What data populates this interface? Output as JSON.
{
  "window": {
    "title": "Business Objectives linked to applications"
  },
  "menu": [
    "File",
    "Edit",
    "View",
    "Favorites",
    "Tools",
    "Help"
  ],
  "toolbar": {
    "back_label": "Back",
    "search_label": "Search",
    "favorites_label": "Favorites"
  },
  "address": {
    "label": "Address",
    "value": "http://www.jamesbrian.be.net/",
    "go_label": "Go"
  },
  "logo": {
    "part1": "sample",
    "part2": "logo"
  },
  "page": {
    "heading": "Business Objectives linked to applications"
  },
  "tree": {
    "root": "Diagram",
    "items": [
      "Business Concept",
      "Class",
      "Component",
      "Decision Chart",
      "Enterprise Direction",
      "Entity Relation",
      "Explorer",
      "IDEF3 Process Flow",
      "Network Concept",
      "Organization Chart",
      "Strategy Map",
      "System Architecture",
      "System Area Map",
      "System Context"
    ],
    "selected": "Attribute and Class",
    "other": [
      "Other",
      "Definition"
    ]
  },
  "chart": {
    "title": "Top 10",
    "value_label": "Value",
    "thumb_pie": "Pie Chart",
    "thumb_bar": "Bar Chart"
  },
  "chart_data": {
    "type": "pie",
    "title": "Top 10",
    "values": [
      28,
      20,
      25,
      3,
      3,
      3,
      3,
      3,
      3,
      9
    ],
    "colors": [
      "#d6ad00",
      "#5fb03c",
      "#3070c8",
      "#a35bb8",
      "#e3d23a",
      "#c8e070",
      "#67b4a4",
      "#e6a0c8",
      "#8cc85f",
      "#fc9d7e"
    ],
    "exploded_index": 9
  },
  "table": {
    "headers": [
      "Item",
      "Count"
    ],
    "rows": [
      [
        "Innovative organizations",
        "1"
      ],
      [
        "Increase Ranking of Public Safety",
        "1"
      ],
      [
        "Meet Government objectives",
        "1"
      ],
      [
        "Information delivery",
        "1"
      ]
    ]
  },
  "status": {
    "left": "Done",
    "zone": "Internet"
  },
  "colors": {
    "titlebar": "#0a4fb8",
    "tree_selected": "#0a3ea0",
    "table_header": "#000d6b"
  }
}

PROBLEM REQUIREMENTS:
Copy each line of the records that contains the word "Business".

WRITTEN RESPONSE:
    "title": "Business Objectives linked to applications"
    "heading": "Business Objectives linked to applications"
      "Business Concept",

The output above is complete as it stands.